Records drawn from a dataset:
##############################

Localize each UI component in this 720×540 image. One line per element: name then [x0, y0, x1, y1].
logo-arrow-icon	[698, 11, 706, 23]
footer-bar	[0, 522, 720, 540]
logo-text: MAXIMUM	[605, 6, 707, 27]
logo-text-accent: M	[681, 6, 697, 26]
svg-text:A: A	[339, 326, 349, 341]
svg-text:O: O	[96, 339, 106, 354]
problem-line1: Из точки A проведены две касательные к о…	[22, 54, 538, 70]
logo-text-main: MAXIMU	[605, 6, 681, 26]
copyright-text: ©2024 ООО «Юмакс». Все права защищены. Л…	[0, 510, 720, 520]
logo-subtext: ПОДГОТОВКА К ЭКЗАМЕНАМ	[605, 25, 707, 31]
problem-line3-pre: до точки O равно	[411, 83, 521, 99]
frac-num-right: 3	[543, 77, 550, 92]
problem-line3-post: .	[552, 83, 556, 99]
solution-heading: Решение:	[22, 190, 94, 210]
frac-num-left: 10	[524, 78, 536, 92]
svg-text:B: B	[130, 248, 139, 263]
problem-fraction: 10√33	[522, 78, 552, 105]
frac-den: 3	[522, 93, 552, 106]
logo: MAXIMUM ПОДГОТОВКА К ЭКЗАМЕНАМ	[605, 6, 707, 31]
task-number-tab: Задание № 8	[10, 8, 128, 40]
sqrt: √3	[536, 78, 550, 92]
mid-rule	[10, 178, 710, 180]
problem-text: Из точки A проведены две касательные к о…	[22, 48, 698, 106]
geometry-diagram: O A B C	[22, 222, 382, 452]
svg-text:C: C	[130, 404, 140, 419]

##############################

* _Set problem_
Locate each line above that contains the string "ЭКЗАМЕНАМ", and copy every such line in full.

* _Reply_
logo-subtext: ПОДГОТОВКА К ЭКЗАМЕНАМ	[605, 25, 707, 31]
logo: MAXIMUM ПОДГОТОВКА К ЭКЗАМЕНАМ	[605, 6, 707, 31]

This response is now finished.